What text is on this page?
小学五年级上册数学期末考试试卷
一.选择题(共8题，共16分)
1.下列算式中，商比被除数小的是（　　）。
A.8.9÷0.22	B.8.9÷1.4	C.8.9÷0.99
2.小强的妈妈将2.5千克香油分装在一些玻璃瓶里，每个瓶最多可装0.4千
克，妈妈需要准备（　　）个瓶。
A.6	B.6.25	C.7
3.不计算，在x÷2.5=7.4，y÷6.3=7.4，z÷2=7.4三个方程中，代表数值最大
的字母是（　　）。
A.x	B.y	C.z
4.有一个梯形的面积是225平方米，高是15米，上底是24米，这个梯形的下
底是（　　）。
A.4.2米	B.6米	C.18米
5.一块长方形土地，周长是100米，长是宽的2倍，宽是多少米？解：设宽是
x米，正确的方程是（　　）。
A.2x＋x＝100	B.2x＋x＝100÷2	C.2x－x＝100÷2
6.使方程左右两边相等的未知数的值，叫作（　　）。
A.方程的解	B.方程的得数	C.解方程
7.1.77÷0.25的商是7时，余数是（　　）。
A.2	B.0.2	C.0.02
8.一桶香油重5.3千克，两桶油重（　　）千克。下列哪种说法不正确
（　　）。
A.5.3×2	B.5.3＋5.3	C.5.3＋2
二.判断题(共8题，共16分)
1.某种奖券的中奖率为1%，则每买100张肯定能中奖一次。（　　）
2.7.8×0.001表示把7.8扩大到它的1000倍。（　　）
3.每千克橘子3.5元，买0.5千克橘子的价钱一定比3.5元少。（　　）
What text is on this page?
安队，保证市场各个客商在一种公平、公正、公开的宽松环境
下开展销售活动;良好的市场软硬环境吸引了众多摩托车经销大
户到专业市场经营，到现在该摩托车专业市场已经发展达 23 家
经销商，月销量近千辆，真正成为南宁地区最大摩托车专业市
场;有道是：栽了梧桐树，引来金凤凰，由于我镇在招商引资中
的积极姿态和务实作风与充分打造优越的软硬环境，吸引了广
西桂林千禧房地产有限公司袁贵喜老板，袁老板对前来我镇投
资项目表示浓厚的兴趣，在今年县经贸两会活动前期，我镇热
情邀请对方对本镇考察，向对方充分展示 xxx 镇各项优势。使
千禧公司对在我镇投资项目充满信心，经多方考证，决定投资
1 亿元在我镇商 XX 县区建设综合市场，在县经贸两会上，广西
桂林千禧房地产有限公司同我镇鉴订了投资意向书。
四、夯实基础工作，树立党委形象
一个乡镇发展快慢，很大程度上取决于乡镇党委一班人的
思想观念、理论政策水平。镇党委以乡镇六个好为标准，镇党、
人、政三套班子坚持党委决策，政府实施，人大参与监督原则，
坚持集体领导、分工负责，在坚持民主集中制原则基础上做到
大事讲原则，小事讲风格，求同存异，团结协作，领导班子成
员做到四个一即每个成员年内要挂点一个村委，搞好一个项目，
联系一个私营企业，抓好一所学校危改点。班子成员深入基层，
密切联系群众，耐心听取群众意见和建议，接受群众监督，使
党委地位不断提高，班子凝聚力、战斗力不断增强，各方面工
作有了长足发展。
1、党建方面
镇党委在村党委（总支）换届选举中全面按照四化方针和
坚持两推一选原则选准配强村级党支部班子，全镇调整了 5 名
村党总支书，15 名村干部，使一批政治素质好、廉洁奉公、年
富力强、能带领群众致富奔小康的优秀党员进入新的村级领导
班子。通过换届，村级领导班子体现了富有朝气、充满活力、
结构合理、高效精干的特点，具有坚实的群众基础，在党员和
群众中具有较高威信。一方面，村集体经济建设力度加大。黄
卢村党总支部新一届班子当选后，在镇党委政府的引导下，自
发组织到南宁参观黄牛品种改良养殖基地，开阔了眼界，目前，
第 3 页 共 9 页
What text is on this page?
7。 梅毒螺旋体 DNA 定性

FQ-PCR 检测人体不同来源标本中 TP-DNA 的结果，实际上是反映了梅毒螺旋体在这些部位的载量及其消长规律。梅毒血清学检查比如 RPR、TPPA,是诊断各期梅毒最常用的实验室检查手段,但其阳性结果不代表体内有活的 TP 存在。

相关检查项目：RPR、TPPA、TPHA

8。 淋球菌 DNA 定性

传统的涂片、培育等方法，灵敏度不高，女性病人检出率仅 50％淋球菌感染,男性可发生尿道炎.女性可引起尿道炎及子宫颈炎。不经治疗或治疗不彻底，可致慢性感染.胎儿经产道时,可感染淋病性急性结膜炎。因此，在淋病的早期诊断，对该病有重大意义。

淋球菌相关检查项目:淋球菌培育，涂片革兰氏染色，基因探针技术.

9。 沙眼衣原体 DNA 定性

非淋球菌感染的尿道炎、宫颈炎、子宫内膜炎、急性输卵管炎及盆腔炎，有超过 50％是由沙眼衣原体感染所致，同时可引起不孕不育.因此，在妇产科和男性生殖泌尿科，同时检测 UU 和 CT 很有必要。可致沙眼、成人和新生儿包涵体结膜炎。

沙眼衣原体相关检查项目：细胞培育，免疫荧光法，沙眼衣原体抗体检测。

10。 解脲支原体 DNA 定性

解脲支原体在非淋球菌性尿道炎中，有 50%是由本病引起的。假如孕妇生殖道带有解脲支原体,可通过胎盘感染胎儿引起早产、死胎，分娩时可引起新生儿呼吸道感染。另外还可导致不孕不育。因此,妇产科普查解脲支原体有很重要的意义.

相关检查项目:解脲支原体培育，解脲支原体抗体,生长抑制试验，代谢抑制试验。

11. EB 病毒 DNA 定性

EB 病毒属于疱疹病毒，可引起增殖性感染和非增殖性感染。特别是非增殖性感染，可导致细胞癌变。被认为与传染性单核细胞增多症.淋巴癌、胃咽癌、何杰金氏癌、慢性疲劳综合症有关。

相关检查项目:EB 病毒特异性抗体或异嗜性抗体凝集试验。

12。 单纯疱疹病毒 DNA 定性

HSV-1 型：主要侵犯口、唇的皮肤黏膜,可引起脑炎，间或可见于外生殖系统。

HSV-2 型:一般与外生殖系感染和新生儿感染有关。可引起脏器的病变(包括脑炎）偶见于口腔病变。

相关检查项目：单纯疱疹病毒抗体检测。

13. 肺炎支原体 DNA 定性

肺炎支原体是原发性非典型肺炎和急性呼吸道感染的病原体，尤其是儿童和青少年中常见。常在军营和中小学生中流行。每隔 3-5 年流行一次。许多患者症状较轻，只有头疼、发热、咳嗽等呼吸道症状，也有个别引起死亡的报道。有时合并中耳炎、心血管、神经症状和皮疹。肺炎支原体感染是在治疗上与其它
******
## PROBLEM DESCRIPTION
Set down all of the data above, word for word.

## WORKED SOLUTION
What text is on this page?
小学五年级上册数学期末考试试卷
一.选择题(共8题，共16分)
1.下列算式中，商比被除数小的是（　　）。
A.8.9÷0.22	B.8.9÷1.4	C.8.9÷0.99
2.小强的妈妈将2.5千克香油分装在一些玻璃瓶里，每个瓶最多可装0.4千
克，妈妈需要准备（　　）个瓶。
A.6	B.6.25	C.7
3.不计算，在x÷2.5=7.4，y÷6.3=7.4，z÷2=7.4三个方程中，代表数值最大
的字母是（　　）。
A.x	B.y	C.z
4.有一个梯形的面积是225平方米，高是15米，上底是24米，这个梯形的下
底是（　　）。
A.4.2米	B.6米	C.18米
5.一块长方形土地，周长是100米，长是宽的2倍，宽是多少米？解：设宽是
x米，正确的方程是（　　）。
A.2x＋x＝100	B.2x＋x＝100÷2	C.2x－x＝100÷2
6.使方程左右两边相等的未知数的值，叫作（　　）。
A.方程的解	B.方程的得数	C.解方程
7.1.77÷0.25的商是7时，余数是（　　）。
A.2	B.0.2	C.0.02
8.一桶香油重5.3千克，两桶油重（　　）千克。下列哪种说法不正确
（　　）。
A.5.3×2	B.5.3＋5.3	C.5.3＋2
二.判断题(共8题，共16分)
1.某种奖券的中奖率为1%，则每买100张肯定能中奖一次。（　　）
2.7.8×0.001表示把7.8扩大到它的1000倍。（　　）
3.每千克橘子3.5元，买0.5千克橘子的价钱一定比3.5元少。（　　）
What text is on this page?
安队，保证市场各个客商在一种公平、公正、公开的宽松环境
下开展销售活动;良好的市场软硬环境吸引了众多摩托车经销大
户到专业市场经营，到现在该摩托车专业市场已经发展达 23 家
经销商，月销量近千辆，真正成为南宁地区最大摩托车专业市
场;有道是：栽了梧桐树，引来金凤凰，由于我镇在招商引资中
的积极姿态和务实作风与充分打造优越的软硬环境，吸引了广
西桂林千禧房地产有限公司袁贵喜老板，袁老板对前来我镇投
资项目表示浓厚的兴趣，在今年县经贸两会活动前期，我镇热
情邀请对方对本镇考察，向对方充分展示 xxx 镇各项优势。使
千禧公司对在我镇投资项目充满信心，经多方考证，决定投资
1 亿元在我镇商 XX 县区建设综合市场，在县经贸两会上，广西
桂林千禧房地产有限公司同我镇鉴订了投资意向书。
四、夯实基础工作，树立党委形象
一个乡镇发展快慢，很大程度上取决于乡镇党委一班人的
思想观念、理论政策水平。镇党委以乡镇六个好为标准，镇党、
人、政三套班子坚持党委决策，政府实施，人大参与监督原则，
坚持集体领导、分工负责，在坚持民主集中制原则基础上做到
大事讲原则，小事讲风格，求同存异，团结协作，领导班子成
员做到四个一即每个成员年内要挂点一个村委，搞好一个项目，
联系一个私营企业，抓好一所学校危改点。班子成员深入基层，
密切联系群众，耐心听取群众意见和建议，接受群众监督，使
党委地位不断提高，班子凝聚力、战斗力不断增强，各方面工
作有了长足发展。
1、党建方面
镇党委在村党委（总支）换届选举中全面按照四化方针和
坚持两推一选原则选准配强村级党支部班子，全镇调整了 5 名
村党总支书，15 名村干部，使一批政治素质好、廉洁奉公、年
富力强、能带领群众致富奔小康的优秀党员进入新的村级领导
班子。通过换届，村级领导班子体现了富有朝气、充满活力、
结构合理、高效精干的特点，具有坚实的群众基础，在党员和
群众中具有较高威信。一方面，村集体经济建设力度加大。黄
卢村党总支部新一届班子当选后，在镇党委政府的引导下，自
发组织到南宁参观黄牛品种改良养殖基地，开阔了眼界，目前，
第 3 页 共 9 页
What text is on this page?
7。 梅毒螺旋体 DNA 定性

FQ-PCR 检测人体不同来源标本中 TP-DNA 的结果，实际上是反映了梅毒螺旋体在这些部位的载量及其消长规律。梅毒血清学检查比如 RPR、TPPA,是诊断各期梅毒最常用的实验室检查手段,但其阳性结果不代表体内有活的 TP 存在。

相关检查项目：RPR、TPPA、TPHA

8。 淋球菌 DNA 定性

传统的涂片、培育等方法，灵敏度不高，女性病人检出率仅 50％淋球菌感染,男性可发生尿道炎.女性可引起尿道炎及子宫颈炎。不经治疗或治疗不彻底，可致慢性感染.胎儿经产道时,可感染淋病性急性结膜炎。因此，在淋病的早期诊断，对该病有重大意义。

淋球菌相关检查项目:淋球菌培育，涂片革兰氏染色，基因探针技术.

9。 沙眼衣原体 DNA 定性

非淋球菌感染的尿道炎、宫颈炎、子宫内膜炎、急性输卵管炎及盆腔炎，有超过 50％是由沙眼衣原体感染所致，同时可引起不孕不育.因此，在妇产科和男性生殖泌尿科，同时检测 UU 和 CT 很有必要。可致沙眼、成人和新生儿包涵体结膜炎。

沙眼衣原体相关检查项目：细胞培育，免疫荧光法，沙眼衣原体抗体检测。

10。 解脲支原体 DNA 定性

解脲支原体在非淋球菌性尿道炎中，有 50%是由本病引起的。假如孕妇生殖道带有解脲支原体,可通过胎盘感染胎儿引起早产、死胎，分娩时可引起新生儿呼吸道感染。另外还可导致不孕不育。因此,妇产科普查解脲支原体有很重要的意义.

相关检查项目:解脲支原体培育，解脲支原体抗体,生长抑制试验，代谢抑制试验。

11. EB 病毒 DNA 定性

EB 病毒属于疱疹病毒，可引起增殖性感染和非增殖性感染。特别是非增殖性感染，可导致细胞癌变。被认为与传染性单核细胞增多症.淋巴癌、胃咽癌、何杰金氏癌、慢性疲劳综合症有关。

相关检查项目:EB 病毒特异性抗体或异嗜性抗体凝集试验。

12。 单纯疱疹病毒 DNA 定性

HSV-1 型：主要侵犯口、唇的皮肤黏膜,可引起脑炎，间或可见于外生殖系统。

HSV-2 型:一般与外生殖系感染和新生儿感染有关。可引起脏器的病变(包括脑炎）偶见于口腔病变。

相关检查项目：单纯疱疹病毒抗体检测。

13. 肺炎支原体 DNA 定性

肺炎支原体是原发性非典型肺炎和急性呼吸道感染的病原体，尤其是儿童和青少年中常见。常在军营和中小学生中流行。每隔 3-5 年流行一次。许多患者症状较轻，只有头疼、发热、咳嗽等呼吸道症状，也有个别引起死亡的报道。有时合并中耳炎、心血管、神经症状和皮疹。肺炎支原体感染是在治疗上与其它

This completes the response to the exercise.